About

Working across clinical practice and education, with a focus on how people think, decide, and act in complex healthcare environments

I am a consultant physiotherapist in primary care and an Assistant Professor of Physiotherapy and Course Director at Coventry University. My work sits across clinical practice, university education, and professional development, with a particular interest in how clinicians think, communicate, and make decisions in complex healthcare environments.

My route into healthcare was not a traditional one. I left school at 16 and joined the Army, before later working in the prison service as a Physical Training Instructor. Working in those environments, and with a wide range of people and situations, shaped how I think about responsibility, decision-making, leadership, and human behaviour. Those experiences continue to influence how I approach clinical practice and education today. Understanding people and not just conditions is at the centre of good clinical practice.

Over time, I became increasingly interested in how clinicians make decisions in real practice, particularly in situations where the answer is not obvious, where risk is involved, and where experience, judgement, and responsibility matter. Professional judgement is not simply clinical reasoning. It is the integration of knowledge, experience, systems awareness, and reflective practice within complex healthcare environments, and it develops over time through practice and responsibility.

As a consultant physiotherapist in primary care, I work with uncertainty, complexity, and decision-making in real clinical environments. Alongside clinical reasoning, I am particularly interested in the consultation itself,  how clinicians communicate, understand people’s concerns and expectations, and make decisions together in real conversations.

Alongside clinical practice, I work in higher education as an Assistant Professor and Course Director, leading curriculum development across undergraduate and postgraduate programmes, including first contact practitioner programmes and degree apprenticeships. I am particularly interested in how we prepare the next generation of clinicians for the realities of modern healthcare practice, not just to pass exams, but how to think, communicate, make decisions, and take responsibility amongst an ever-changing healthcare environment.

I am the author of Clinical Reasoning: Rhymes, Reflections and Reason, and my second book, Clinical Consultation Practice: Structure, Reflection and Shared Decision-Making, is due to be released soon. Across both writing and teaching, my work explores how clinicians develop judgement, communication, and decision-making over the course of a professional career.

Outside of work, I love to challenge myself at CrossFit , spend time with family, and keep perspective on what really matters. These parts of life remind me that development, resilience, and performance, in any field, are built over time through experience, reflection, and learning.

*What you need to do*
Quote the About profile word for word, everything from "My route into" down to "good clinical practice.". Work from the text alone.

*Data extracts*

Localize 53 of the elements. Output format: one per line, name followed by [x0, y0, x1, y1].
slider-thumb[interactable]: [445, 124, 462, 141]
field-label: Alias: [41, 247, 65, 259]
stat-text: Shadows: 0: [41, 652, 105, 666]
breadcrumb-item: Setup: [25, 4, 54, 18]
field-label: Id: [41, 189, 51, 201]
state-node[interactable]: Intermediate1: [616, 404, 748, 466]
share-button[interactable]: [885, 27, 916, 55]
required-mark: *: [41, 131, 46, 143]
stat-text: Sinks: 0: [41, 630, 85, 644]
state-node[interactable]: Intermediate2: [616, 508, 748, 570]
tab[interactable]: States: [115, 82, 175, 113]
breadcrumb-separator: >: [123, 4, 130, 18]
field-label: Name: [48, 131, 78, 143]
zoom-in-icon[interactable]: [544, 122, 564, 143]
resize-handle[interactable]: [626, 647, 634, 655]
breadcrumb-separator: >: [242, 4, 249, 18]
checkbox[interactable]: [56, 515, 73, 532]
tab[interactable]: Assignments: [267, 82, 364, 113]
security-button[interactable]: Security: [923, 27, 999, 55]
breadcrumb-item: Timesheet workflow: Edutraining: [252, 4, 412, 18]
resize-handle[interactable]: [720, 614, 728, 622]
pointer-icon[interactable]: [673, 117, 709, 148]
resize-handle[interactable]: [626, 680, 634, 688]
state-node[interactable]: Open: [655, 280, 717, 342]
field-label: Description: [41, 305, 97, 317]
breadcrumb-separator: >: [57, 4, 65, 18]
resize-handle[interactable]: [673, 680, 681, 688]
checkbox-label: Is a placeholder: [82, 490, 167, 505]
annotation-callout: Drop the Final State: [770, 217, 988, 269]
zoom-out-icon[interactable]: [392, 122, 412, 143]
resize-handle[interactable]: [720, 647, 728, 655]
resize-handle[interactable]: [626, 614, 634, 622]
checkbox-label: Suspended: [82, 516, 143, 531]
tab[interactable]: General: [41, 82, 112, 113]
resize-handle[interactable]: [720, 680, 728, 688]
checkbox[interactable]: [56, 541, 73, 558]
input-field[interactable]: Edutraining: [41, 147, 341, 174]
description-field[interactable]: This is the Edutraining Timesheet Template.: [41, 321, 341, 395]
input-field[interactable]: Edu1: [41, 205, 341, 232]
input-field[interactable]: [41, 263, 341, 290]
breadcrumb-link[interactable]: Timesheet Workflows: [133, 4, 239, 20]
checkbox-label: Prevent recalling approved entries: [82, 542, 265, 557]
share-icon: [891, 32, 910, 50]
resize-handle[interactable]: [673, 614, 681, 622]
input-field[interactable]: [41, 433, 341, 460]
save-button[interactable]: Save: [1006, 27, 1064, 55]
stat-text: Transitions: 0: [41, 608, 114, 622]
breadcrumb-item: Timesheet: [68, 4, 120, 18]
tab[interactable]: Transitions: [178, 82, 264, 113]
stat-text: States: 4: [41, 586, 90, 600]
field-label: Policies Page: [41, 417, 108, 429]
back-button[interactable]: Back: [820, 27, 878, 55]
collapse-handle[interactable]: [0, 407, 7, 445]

*Result below*
My route into healthcare was not a traditional one. I left school at 16 and joined the Army, before later working in the prison service as a Physical Training Instructor. Working in those environments, and with a wide range of people and situations, shaped how I think about responsibility, decision-making, leadership, and human behaviour. Those experiences continue to influence how I approach clinical practice and education today. Understanding people and not just conditions is at the centre of good clinical practice.